- **Short task**: Images should be left out, and everything else in the listing reproduced exactly.
-- Begin Data lines --
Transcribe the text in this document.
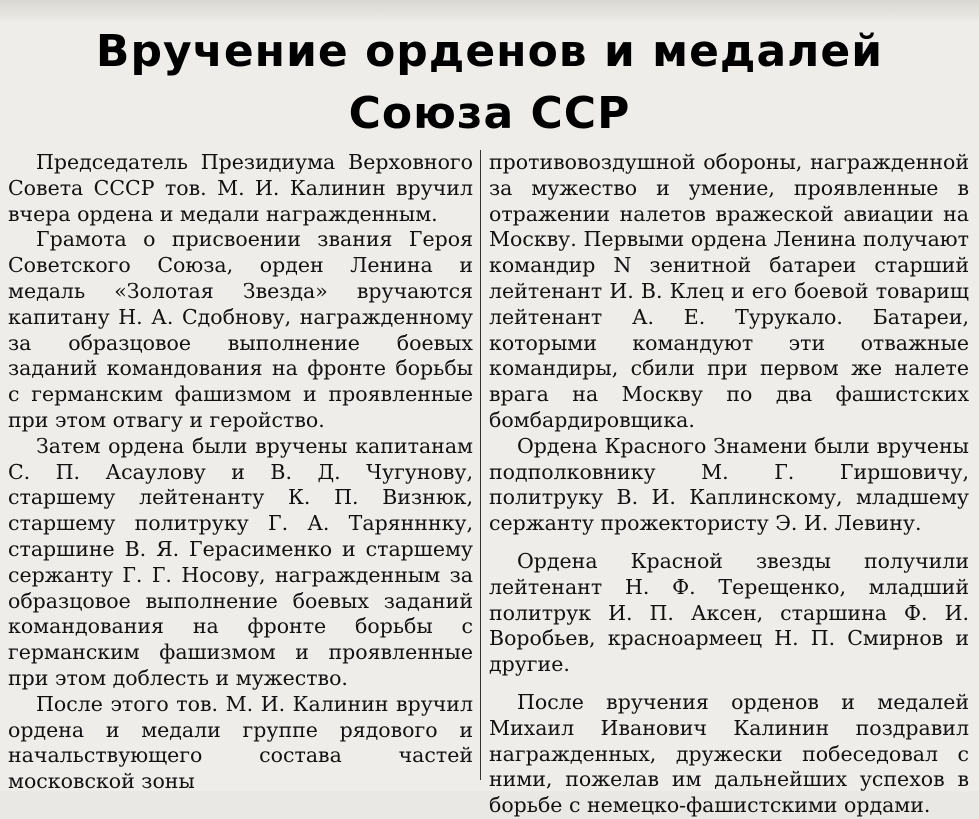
Вручение орденов и медалей
Союза ССР

Председатель Президиума Верховного Совета СССР тов. М. И. Калинин вручил вчера ордена и медали награжденным.

Грамота о присвоении звания Героя Советского Союза, орден Ленина и медаль «Золотая Звезда» вручаются капитану Н. А. Сдобнову, награжденному за образцовое выполнение боевых заданий командования на фронте борьбы с германским фашизмом и проявленные при этом отвагу и геройство.

Затем ордена были вручены капитанам С. П. Асаулову и В. Д. Чугунову, старшему лейтенанту К. П. Визнюк, старшему политруку Г. А. Тарянннку, старшине В. Я. Герасименко и старшему сержанту Г. Г. Носову, награжденным за образцовое выполнение боевых заданий командования на фронте борьбы с германским фашизмом и проявленные при этом доблесть и мужество.

После этого тов. М. И. Калинин вручил ордена и медали группе рядового и начальствующего состава частей московской зоны

противовоздушной обороны, награжденной за мужество и умение, проявленные в отражении налетов вражеской авиации на Москву. Первыми ордена Ленина получают командир N зенитной батареи старший лейтенант И. В. Клец и его боевой товарищ лейтенант А. Е. Турукало. Батареи, которыми командуют эти отважные командиры, сбили при первом же налете врага на Москву по два фашистских бомбардировщика.

Ордена Красного Знамени были вручены подполковнику М. Г. Гиршовичу, политруку В. И. Каплинскому, младшему сержанту прожектористу Э. И. Левину.

Ордена Красной звезды получили лейтенант Н. Ф. Терещенко, младший политрук И. П. Аксен, старшина Ф. И. Воробьев, красноармеец Н. П. Смирнов и другие.

После вручения орденов и медалей Михаил Иванович Калинин поздравил награжденных, дружески побеседовал с ними, пожелав им дальнейших успехов в борьбе с немецко-фашистскими ордами.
-- End Data lines --
- **Exercise answer**:
Transcribe the text in this document.
Вручение орденов и медалей
Союза ССР

Председатель Президиума Верховного Совета СССР тов. М. И. Калинин вручил вчера ордена и медали награжденным.

Грамота о присвоении звания Героя Советского Союза, орден Ленина и медаль «Золотая Звезда» вручаются капитану Н. А. Сдобнову, награжденному за образцовое выполнение боевых заданий командования на фронте борьбы с германским фашизмом и проявленные при этом отвагу и геройство.

Затем ордена были вручены капитанам С. П. Асаулову и В. Д. Чугунову, старшему лейтенанту К. П. Визнюк, старшему политруку Г. А. Тарянннку, старшине В. Я. Герасименко и старшему сержанту Г. Г. Носову, награжденным за образцовое выполнение боевых заданий командования на фронте борьбы с германским фашизмом и проявленные при этом доблесть и мужество.

После этого тов. М. И. Калинин вручил ордена и медали группе рядового и начальствующего состава частей московской зоны

противовоздушной обороны, награжденной за мужество и умение, проявленные в отражении налетов вражеской авиации на Москву. Первыми ордена Ленина получают командир N зенитной батареи старший лейтенант И. В. Клец и его боевой товарищ лейтенант А. Е. Турукало. Батареи, которыми командуют эти отважные командиры, сбили при первом же налете врага на Москву по два фашистских бомбардировщика.

Ордена Красного Знамени были вручены подполковнику М. Г. Гиршовичу, политруку В. И. Каплинскому, младшему сержанту прожектористу Э. И. Левину.

Ордена Красной звезды получили лейтенант Н. Ф. Терещенко, младший политрук И. П. Аксен, старшина Ф. И. Воробьев, красноармеец Н. П. Смирнов и другие.

После вручения орденов и медалей Михаил Иванович Калинин поздравил награжденных, дружески побеседовал с ними, пожелав им дальнейших успехов в борьбе с немецко-фашистскими ордами.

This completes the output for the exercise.